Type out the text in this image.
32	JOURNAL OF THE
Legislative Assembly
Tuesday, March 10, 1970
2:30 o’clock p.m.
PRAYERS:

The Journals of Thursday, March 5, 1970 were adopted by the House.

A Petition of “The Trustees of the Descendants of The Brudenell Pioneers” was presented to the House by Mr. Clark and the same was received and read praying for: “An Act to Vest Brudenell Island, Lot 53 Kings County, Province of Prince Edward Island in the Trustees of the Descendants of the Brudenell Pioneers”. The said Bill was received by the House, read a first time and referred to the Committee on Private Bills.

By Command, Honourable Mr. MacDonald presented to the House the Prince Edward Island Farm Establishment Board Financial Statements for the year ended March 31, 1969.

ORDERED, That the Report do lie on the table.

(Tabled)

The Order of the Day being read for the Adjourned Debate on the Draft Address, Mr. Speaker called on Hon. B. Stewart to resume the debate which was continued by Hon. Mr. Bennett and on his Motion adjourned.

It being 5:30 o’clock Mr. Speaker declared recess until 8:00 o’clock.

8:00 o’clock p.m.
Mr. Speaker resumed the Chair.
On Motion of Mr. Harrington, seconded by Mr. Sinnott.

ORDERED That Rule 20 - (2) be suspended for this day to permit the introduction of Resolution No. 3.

**Exercise description**
Pick out each line in the material containing "Edward".

**Written solution**
A Petition of “The Trustees of the Descendants of The Brudenell Pioneers” was presented to the House by Mr. Clark and the same was received and read praying for: “An Act to Vest Brudenell Island, Lot 53 Kings County, Province of Prince Edward Island in the Trustees of the Descendants of the Brudenell Pioneers”. The said Bill was received by the House, read a first time and referred to the Committee on Private Bills.
By Command, Honourable Mr. MacDonald presented to the House the Prince Edward Island Farm Establishment Board Financial Statements for the year ended March 31, 1969.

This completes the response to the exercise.